▶ **JOB**
Without the pictures, output the records below word for word.

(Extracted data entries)
↓↓↓

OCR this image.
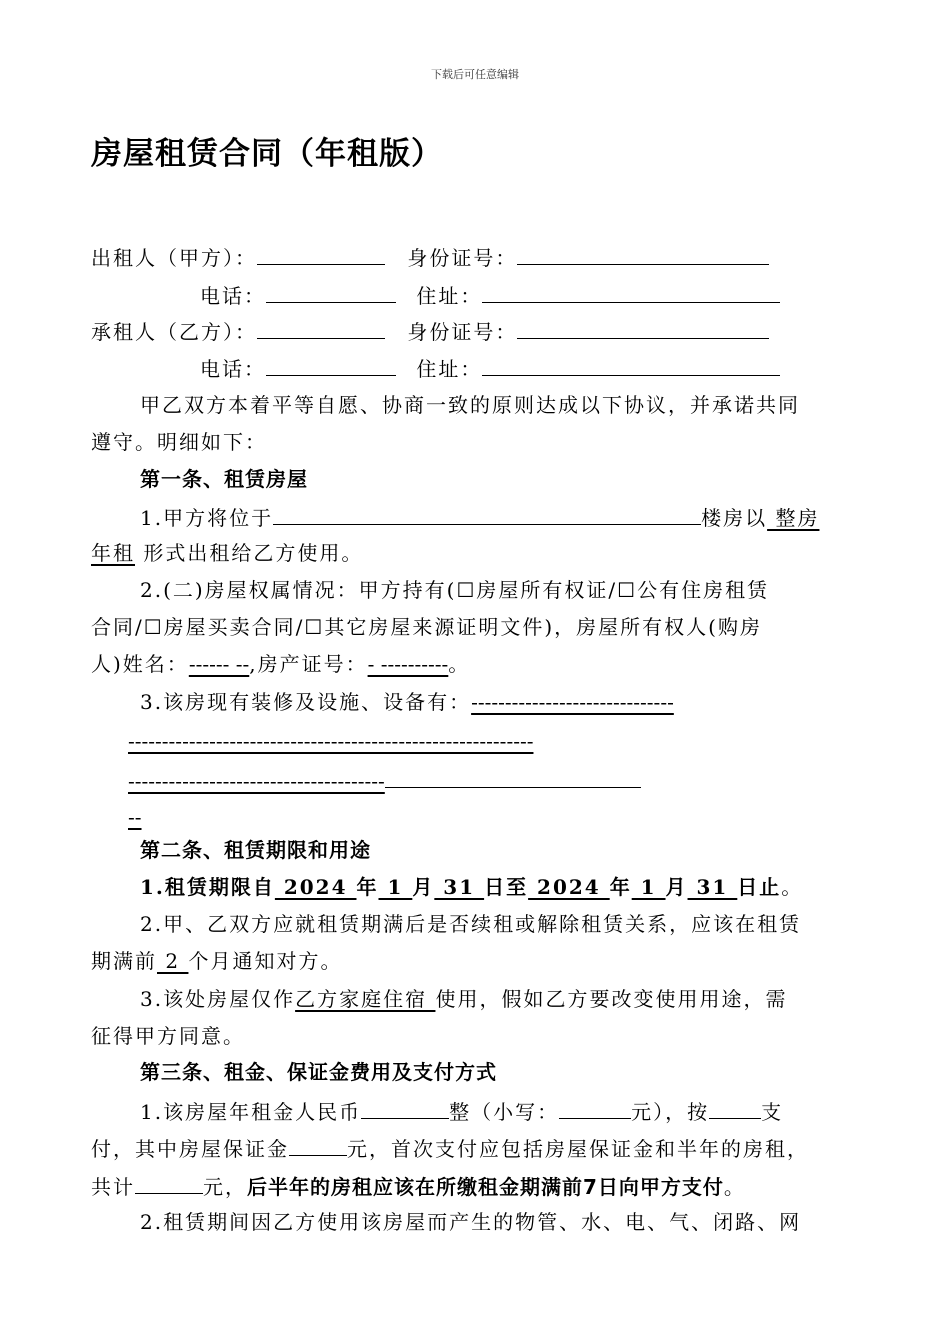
下载后可任意编辑
房屋租赁合同（年租版）
出租人（甲方）：	身份证号：
电话：	住址：
承租人（乙方）：	身份证号：
电话：	住址：
甲乙双方本着平等自愿、协商一致的原则达成以下协议，并承诺共同
遵守。明细如下：
第一条、租赁房屋
1.甲方将位于	楼房以 整房
年租 形式出租给乙方使用。
2.(二)房屋权属情况：甲方持有(☐房屋所有权证/☐公有住房租赁
合同/☐房屋买卖合同/☐其它房屋来源证明文件)，房屋所有权人(购房
人)姓名：------ --,房产证号：- ----------。
3.该房现有装修及设施、设备有：------------------------------
------------------------------------------------------------
--------------------------------------
--
第二条、租赁期限和用途
1.租赁期限自 2024 年 1 月 31 日至 2024 年 1 月 31 日止。
2.甲、乙双方应就租赁期满后是否续租或解除租赁关系，应该在租赁
期满前 2 个月通知对方。
3.该处房屋仅作乙方家庭住宿 使用，假如乙方要改变使用用途，需
征得甲方同意。
第三条、租金、保证金费用及支付方式
1.该房屋年租金人民币	整（小写：	元），按	支
付，其中房屋保证金	元，首次支付应包括房屋保证金和半年的房租，
共计	元，后半年的房租应该在所缴租金期满前7日向甲方支付。
2.租赁期间因乙方使用该房屋而产生的物管、水、电、气、闭路、网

↑↑↑

▶ **FINAL RESULT**
OCR this image.
下载后可任意编辑
房屋租赁合同（年租版）
出租人（甲方）：	身份证号：
电话：	住址：
承租人（乙方）：	身份证号：
电话：	住址：
甲乙双方本着平等自愿、协商一致的原则达成以下协议，并承诺共同
遵守。明细如下：
第一条、租赁房屋
1.甲方将位于	楼房以 整房
年租 形式出租给乙方使用。
2.(二)房屋权属情况：甲方持有(☐房屋所有权证/☐公有住房租赁
合同/☐房屋买卖合同/☐其它房屋来源证明文件)，房屋所有权人(购房
人)姓名：------ --,房产证号：- ----------。
3.该房现有装修及设施、设备有：------------------------------
------------------------------------------------------------
--------------------------------------
--
第二条、租赁期限和用途
1.租赁期限自 2024 年 1 月 31 日至 2024 年 1 月 31 日止。
2.甲、乙双方应就租赁期满后是否续租或解除租赁关系，应该在租赁
期满前 2 个月通知对方。
3.该处房屋仅作乙方家庭住宿 使用，假如乙方要改变使用用途，需
征得甲方同意。
第三条、租金、保证金费用及支付方式
1.该房屋年租金人民币	整（小写：	元），按	支
付，其中房屋保证金	元，首次支付应包括房屋保证金和半年的房租，
共计	元，后半年的房租应该在所缴租金期满前7日向甲方支付。
2.租赁期间因乙方使用该房屋而产生的物管、水、电、气、闭路、网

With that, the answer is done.